TASK TO COMPLETE:
The records underneath are to be repeated exactly, with the pictures left out.

Collected data entries

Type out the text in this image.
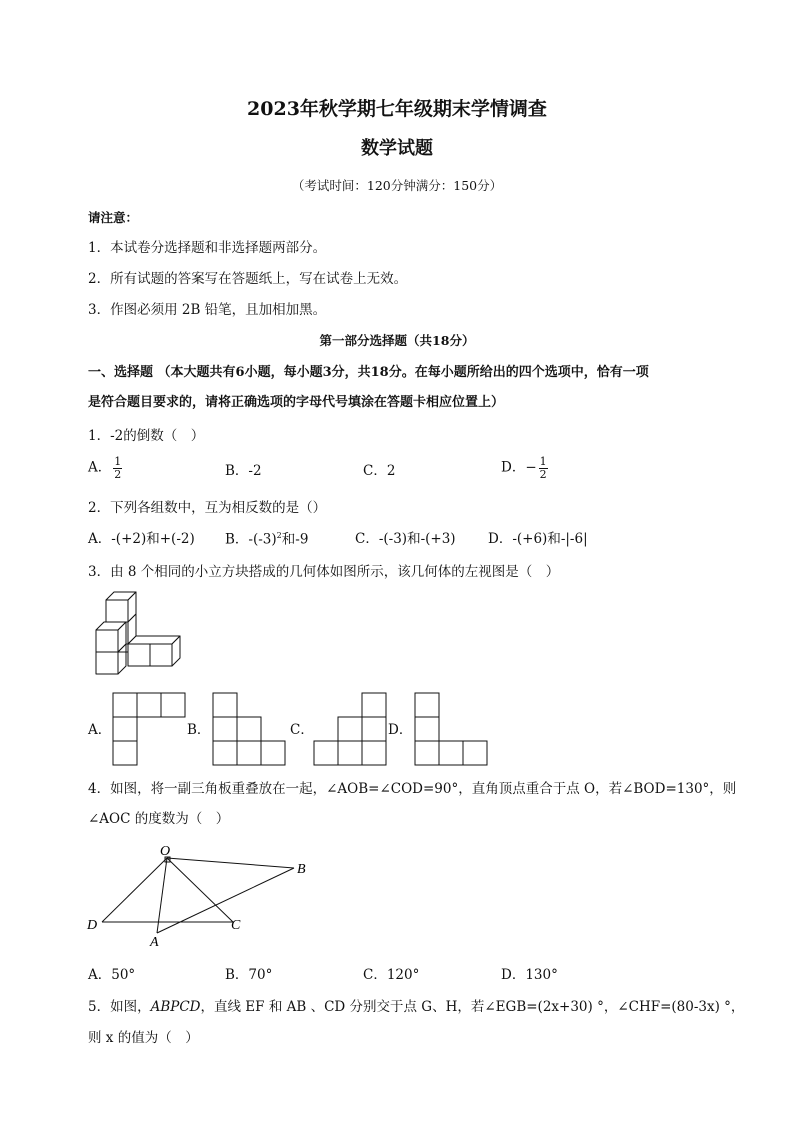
2023年秋学期七年级期末学情调查
数学试题
（考试时间：120分钟满分：150分）
请注意：
1．本试卷分选择题和非选择题两部分。
2．所有试题的答案写在答题纸上，写在试卷上无效。
3．作图必须用 2B 铅笔，且加相加黑。
第一部分选择题（共18分）
一、选择题 （本大题共有6小题，每小题3分，共18分。在每小题所给出的四个选项中，恰有一项
是符合题目要求的，请将正确选项的字母代号填涂在答题卡相应位置上）
1．-2的倒数（　）
A． $\frac{1}{2}$	B．-2	C．2	D．− $\frac{1}{2}$
2．下列各组数中，互为相反数的是（）
A．-(+2)和+(-2) B．$-(-3)^2$和-9	C．-(-3)和-(+3) D．-(+6)和-|-6|
3．由 8 个相同的小立方块搭成的几何体如图所示，该几何体的左视图是（　）
A．	B．	C．	D．
4．如图，将一副三角板重叠放在一起，∠AOB=∠COD=90°，直角顶点重合于点 O，若∠BOD=130°，则
∠AOC 的度数为（　）
O
B
D	C
A
A．50°	B．70°	C．120°	D．130°
5．如图，ABPCD，直线 EF 和 AB 、CD 分别交于点 G、H，若∠EGB=(2x+30) °，∠CHF=(80-3x) °，
则 x 的值为（　）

EXERCISE ANSWER:
Type out the text in this image.
2023年秋学期七年级期末学情调查
数学试题
（考试时间：120分钟满分：150分）
请注意：
1．本试卷分选择题和非选择题两部分。
2．所有试题的答案写在答题纸上，写在试卷上无效。
3．作图必须用 2B 铅笔，且加相加黑。
第一部分选择题（共18分）
一、选择题 （本大题共有6小题，每小题3分，共18分。在每小题所给出的四个选项中，恰有一项
是符合题目要求的，请将正确选项的字母代号填涂在答题卡相应位置上）
1．-2的倒数（　）
A． $\frac{1}{2}$	B．-2	C．2	D．− $\frac{1}{2}$
2．下列各组数中，互为相反数的是（）
A．-(+2)和+(-2) B．$-(-3)^2$和-9	C．-(-3)和-(+3) D．-(+6)和-|-6|
3．由 8 个相同的小立方块搭成的几何体如图所示，该几何体的左视图是（　）
A．	B．	C．	D．
4．如图，将一副三角板重叠放在一起，∠AOB=∠COD=90°，直角顶点重合于点 O，若∠BOD=130°，则
∠AOC 的度数为（　）
O
B
D	C
A
A．50°	B．70°	C．120°	D．130°
5．如图，ABPCD，直线 EF 和 AB 、CD 分别交于点 G、H，若∠EGB=(2x+30) °，∠CHF=(80-3x) °，
则 x 的值为（　）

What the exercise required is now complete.